Stated goal: Would you extract the whole listing below and retype it exactly?

Data lines:

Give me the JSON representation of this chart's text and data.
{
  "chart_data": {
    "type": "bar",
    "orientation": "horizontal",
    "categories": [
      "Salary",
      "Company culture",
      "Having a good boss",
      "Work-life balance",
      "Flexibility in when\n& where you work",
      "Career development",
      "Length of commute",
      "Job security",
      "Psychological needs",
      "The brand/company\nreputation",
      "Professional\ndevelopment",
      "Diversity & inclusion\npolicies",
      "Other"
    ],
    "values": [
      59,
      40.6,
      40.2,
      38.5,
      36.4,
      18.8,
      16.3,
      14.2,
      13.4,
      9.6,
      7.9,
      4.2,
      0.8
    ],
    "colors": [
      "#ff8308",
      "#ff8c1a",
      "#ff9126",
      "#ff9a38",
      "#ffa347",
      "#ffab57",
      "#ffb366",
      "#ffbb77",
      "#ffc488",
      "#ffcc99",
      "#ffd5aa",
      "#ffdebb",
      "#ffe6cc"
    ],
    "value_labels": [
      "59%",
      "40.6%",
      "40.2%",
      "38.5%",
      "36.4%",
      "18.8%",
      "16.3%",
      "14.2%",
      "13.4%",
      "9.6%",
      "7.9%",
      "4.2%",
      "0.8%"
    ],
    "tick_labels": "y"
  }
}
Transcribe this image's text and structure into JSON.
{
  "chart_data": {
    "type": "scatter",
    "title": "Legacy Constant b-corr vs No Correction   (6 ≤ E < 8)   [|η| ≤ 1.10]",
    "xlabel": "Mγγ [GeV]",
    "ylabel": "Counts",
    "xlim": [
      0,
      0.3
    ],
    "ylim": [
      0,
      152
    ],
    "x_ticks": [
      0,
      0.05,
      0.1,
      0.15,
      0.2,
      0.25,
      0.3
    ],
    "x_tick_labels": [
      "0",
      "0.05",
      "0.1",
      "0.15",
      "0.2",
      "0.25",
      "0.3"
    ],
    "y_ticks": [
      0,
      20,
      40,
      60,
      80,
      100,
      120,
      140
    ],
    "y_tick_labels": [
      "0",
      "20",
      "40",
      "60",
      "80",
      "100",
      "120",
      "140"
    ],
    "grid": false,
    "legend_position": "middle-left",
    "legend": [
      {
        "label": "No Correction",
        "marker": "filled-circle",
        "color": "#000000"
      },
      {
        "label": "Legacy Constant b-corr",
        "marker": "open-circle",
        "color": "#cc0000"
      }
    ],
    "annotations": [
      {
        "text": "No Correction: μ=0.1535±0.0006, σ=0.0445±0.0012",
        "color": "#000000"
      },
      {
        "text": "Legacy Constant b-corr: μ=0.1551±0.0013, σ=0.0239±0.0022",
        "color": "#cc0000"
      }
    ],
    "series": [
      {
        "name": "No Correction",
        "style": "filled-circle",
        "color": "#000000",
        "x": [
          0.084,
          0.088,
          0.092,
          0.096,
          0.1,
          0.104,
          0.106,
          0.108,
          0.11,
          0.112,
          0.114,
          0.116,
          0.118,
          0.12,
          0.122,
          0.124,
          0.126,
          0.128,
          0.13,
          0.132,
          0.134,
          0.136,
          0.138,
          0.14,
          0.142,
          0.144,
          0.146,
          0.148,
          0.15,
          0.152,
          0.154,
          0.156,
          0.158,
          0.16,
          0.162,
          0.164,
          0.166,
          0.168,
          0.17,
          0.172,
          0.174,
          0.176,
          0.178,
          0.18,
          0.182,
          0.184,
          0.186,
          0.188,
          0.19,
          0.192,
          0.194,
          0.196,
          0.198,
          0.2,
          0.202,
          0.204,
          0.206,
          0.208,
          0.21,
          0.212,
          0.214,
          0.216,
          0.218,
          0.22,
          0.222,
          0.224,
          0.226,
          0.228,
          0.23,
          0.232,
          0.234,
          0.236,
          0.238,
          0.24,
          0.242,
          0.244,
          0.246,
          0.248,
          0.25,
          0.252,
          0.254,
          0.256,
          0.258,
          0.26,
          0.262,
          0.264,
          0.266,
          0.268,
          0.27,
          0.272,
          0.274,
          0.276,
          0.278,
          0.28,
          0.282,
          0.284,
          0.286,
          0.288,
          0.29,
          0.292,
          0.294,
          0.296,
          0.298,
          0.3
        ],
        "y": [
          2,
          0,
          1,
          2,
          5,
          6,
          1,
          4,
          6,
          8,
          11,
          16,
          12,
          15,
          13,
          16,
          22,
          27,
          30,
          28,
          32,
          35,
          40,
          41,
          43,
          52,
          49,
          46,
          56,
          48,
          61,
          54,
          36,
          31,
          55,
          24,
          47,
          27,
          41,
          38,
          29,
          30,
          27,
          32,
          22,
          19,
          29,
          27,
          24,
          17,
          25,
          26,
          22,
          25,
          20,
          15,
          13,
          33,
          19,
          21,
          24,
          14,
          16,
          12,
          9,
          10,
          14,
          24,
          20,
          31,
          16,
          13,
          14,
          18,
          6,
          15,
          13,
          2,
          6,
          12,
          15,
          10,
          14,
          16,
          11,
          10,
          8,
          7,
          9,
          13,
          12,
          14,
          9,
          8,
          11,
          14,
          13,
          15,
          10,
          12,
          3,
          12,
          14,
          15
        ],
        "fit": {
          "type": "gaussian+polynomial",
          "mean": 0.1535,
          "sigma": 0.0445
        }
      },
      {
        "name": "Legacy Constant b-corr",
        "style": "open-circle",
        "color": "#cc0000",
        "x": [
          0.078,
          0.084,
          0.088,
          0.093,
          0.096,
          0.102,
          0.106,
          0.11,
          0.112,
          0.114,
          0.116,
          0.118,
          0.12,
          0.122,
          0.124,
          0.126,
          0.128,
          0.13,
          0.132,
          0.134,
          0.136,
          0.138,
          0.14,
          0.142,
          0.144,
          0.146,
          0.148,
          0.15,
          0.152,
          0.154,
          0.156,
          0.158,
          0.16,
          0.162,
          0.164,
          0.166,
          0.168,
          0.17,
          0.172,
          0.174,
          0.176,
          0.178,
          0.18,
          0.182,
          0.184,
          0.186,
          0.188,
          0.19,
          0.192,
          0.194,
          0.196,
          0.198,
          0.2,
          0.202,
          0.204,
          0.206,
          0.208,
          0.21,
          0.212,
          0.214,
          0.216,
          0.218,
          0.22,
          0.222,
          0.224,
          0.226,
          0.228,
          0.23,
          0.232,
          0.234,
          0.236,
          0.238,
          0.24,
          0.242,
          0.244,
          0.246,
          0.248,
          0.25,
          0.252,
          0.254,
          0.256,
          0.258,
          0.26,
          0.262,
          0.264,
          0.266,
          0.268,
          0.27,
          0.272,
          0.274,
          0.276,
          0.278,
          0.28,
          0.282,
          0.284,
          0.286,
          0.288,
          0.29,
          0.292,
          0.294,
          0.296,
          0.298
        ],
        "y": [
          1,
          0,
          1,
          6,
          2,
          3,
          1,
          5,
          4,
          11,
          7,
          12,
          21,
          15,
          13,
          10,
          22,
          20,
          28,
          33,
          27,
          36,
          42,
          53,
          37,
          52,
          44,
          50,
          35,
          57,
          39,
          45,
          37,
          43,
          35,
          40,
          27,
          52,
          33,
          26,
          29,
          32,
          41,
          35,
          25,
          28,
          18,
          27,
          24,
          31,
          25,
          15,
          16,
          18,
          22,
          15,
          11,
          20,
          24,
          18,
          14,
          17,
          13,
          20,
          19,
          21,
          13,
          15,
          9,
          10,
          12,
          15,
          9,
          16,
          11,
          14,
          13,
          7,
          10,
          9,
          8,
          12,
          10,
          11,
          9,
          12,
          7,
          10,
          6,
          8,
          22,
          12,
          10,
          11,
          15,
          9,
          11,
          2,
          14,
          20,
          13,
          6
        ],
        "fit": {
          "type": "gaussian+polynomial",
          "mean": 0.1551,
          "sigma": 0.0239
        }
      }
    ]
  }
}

Finished answer:
Give me the JSON representation of this chart's text and data.
{
  "chart_data": {
    "type": "bar",
    "orientation": "horizontal",
    "categories": [
      "Salary",
      "Company culture",
      "Having a good boss",
      "Work-life balance",
      "Flexibility in when\n& where you work",
      "Career development",
      "Length of commute",
      "Job security",
      "Psychological needs",
      "The brand/company\nreputation",
      "Professional\ndevelopment",
      "Diversity & inclusion\npolicies",
      "Other"
    ],
    "values": [
      59,
      40.6,
      40.2,
      38.5,
      36.4,
      18.8,
      16.3,
      14.2,
      13.4,
      9.6,
      7.9,
      4.2,
      0.8
    ],
    "colors": [
      "#ff8308",
      "#ff8c1a",
      "#ff9126",
      "#ff9a38",
      "#ffa347",
      "#ffab57",
      "#ffb366",
      "#ffbb77",
      "#ffc488",
      "#ffcc99",
      "#ffd5aa",
      "#ffdebb",
      "#ffe6cc"
    ],
    "value_labels": [
      "59%",
      "40.6%",
      "40.2%",
      "38.5%",
      "36.4%",
      "18.8%",
      "16.3%",
      "14.2%",
      "13.4%",
      "9.6%",
      "7.9%",
      "4.2%",
      "0.8%"
    ],
    "tick_labels": "y"
  }
}
Transcribe this image's text and structure into JSON.
{
  "chart_data": {
    "type": "scatter",
    "title": "Legacy Constant b-corr vs No Correction   (6 ≤ E < 8)   [|η| ≤ 1.10]",
    "xlabel": "Mγγ [GeV]",
    "ylabel": "Counts",
    "xlim": [
      0,
      0.3
    ],
    "ylim": [
      0,
      152
    ],
    "x_ticks": [
      0,
      0.05,
      0.1,
      0.15,
      0.2,
      0.25,
      0.3
    ],
    "x_tick_labels": [
      "0",
      "0.05",
      "0.1",
      "0.15",
      "0.2",
      "0.25",
      "0.3"
    ],
    "y_ticks": [
      0,
      20,
      40,
      60,
      80,
      100,
      120,
      140
    ],
    "y_tick_labels": [
      "0",
      "20",
      "40",
      "60",
      "80",
      "100",
      "120",
      "140"
    ],
    "grid": false,
    "legend_position": "middle-left",
    "legend": [
      {
        "label": "No Correction",
        "marker": "filled-circle",
        "color": "#000000"
      },
      {
        "label": "Legacy Constant b-corr",
        "marker": "open-circle",
        "color": "#cc0000"
      }
    ],
    "annotations": [
      {
        "text": "No Correction: μ=0.1535±0.0006, σ=0.0445±0.0012",
        "color": "#000000"
      },
      {
        "text": "Legacy Constant b-corr: μ=0.1551±0.0013, σ=0.0239±0.0022",
        "color": "#cc0000"
      }
    ],
    "series": [
      {
        "name": "No Correction",
        "style": "filled-circle",
        "color": "#000000",
        "x": [
          0.084,
          0.088,
          0.092,
          0.096,
          0.1,
          0.104,
          0.106,
          0.108,
          0.11,
          0.112,
          0.114,
          0.116,
          0.118,
          0.12,
          0.122,
          0.124,
          0.126,
          0.128,
          0.13,
          0.132,
          0.134,
          0.136,
          0.138,
          0.14,
          0.142,
          0.144,
          0.146,
          0.148,
          0.15,
          0.152,
          0.154,
          0.156,
          0.158,
          0.16,
          0.162,
          0.164,
          0.166,
          0.168,
          0.17,
          0.172,
          0.174,
          0.176,
          0.178,
          0.18,
          0.182,
          0.184,
          0.186,
          0.188,
          0.19,
          0.192,
          0.194,
          0.196,
          0.198,
          0.2,
          0.202,
          0.204,
          0.206,
          0.208,
          0.21,
          0.212,
          0.214,
          0.216,
          0.218,
          0.22,
          0.222,
          0.224,
          0.226,
          0.228,
          0.23,
          0.232,
          0.234,
          0.236,
          0.238,
          0.24,
          0.242,
          0.244,
          0.246,
          0.248,
          0.25,
          0.252,
          0.254,
          0.256,
          0.258,
          0.26,
          0.262,
          0.264,
          0.266,
          0.268,
          0.27,
          0.272,
          0.274,
          0.276,
          0.278,
          0.28,
          0.282,
          0.284,
          0.286,
          0.288,
          0.29,
          0.292,
          0.294,
          0.296,
          0.298,
          0.3
        ],
        "y": [
          2,
          0,
          1,
          2,
          5,
          6,
          1,
          4,
          6,
          8,
          11,
          16,
          12,
          15,
          13,
          16,
          22,
          27,
          30,
          28,
          32,
          35,
          40,
          41,
          43,
          52,
          49,
          46,
          56,
          48,
          61,
          54,
          36,
          31,
          55,
          24,
          47,
          27,
          41,
          38,
          29,
          30,
          27,
          32,
          22,
          19,
          29,
          27,
          24,
          17,
          25,
          26,
          22,
          25,
          20,
          15,
          13,
          33,
          19,
          21,
          24,
          14,
          16,
          12,
          9,
          10,
          14,
          24,
          20,
          31,
          16,
          13,
          14,
          18,
          6,
          15,
          13,
          2,
          6,
          12,
          15,
          10,
          14,
          16,
          11,
          10,
          8,
          7,
          9,
          13,
          12,
          14,
          9,
          8,
          11,
          14,
          13,
          15,
          10,
          12,
          3,
          12,
          14,
          15
        ],
        "fit": {
          "type": "gaussian+polynomial",
          "mean": 0.1535,
          "sigma": 0.0445
        }
      },
      {
        "name": "Legacy Constant b-corr",
        "style": "open-circle",
        "color": "#cc0000",
        "x": [
          0.078,
          0.084,
          0.088,
          0.093,
          0.096,
          0.102,
          0.106,
          0.11,
          0.112,
          0.114,
          0.116,
          0.118,
          0.12,
          0.122,
          0.124,
          0.126,
          0.128,
          0.13,
          0.132,
          0.134,
          0.136,
          0.138,
          0.14,
          0.142,
          0.144,
          0.146,
          0.148,
          0.15,
          0.152,
          0.154,
          0.156,
          0.158,
          0.16,
          0.162,
          0.164,
          0.166,
          0.168,
          0.17,
          0.172,
          0.174,
          0.176,
          0.178,
          0.18,
          0.182,
          0.184,
          0.186,
          0.188,
          0.19,
          0.192,
          0.194,
          0.196,
          0.198,
          0.2,
          0.202,
          0.204,
          0.206,
          0.208,
          0.21,
          0.212,
          0.214,
          0.216,
          0.218,
          0.22,
          0.222,
          0.224,
          0.226,
          0.228,
          0.23,
          0.232,
          0.234,
          0.236,
          0.238,
          0.24,
          0.242,
          0.244,
          0.246,
          0.248,
          0.25,
          0.252,
          0.254,
          0.256,
          0.258,
          0.26,
          0.262,
          0.264,
          0.266,
          0.268,
          0.27,
          0.272,
          0.274,
          0.276,
          0.278,
          0.28,
          0.282,
          0.284,
          0.286,
          0.288,
          0.29,
          0.292,
          0.294,
          0.296,
          0.298
        ],
        "y": [
          1,
          0,
          1,
          6,
          2,
          3,
          1,
          5,
          4,
          11,
          7,
          12,
          21,
          15,
          13,
          10,
          22,
          20,
          28,
          33,
          27,
          36,
          42,
          53,
          37,
          52,
          44,
          50,
          35,
          57,
          39,
          45,
          37,
          43,
          35,
          40,
          27,
          52,
          33,
          26,
          29,
          32,
          41,
          35,
          25,
          28,
          18,
          27,
          24,
          31,
          25,
          15,
          16,
          18,
          22,
          15,
          11,
          20,
          24,
          18,
          14,
          17,
          13,
          20,
          19,
          21,
          13,
          15,
          9,
          10,
          12,
          15,
          9,
          16,
          11,
          14,
          13,
          7,
          10,
          9,
          8,
          12,
          10,
          11,
          9,
          12,
          7,
          10,
          6,
          8,
          22,
          12,
          10,
          11,
          15,
          9,
          11,
          2,
          14,
          20,
          13,
          6
        ],
        "fit": {
          "type": "gaussian+polynomial",
          "mean": 0.1551,
          "sigma": 0.0239
        }
      }
    ]
  }
}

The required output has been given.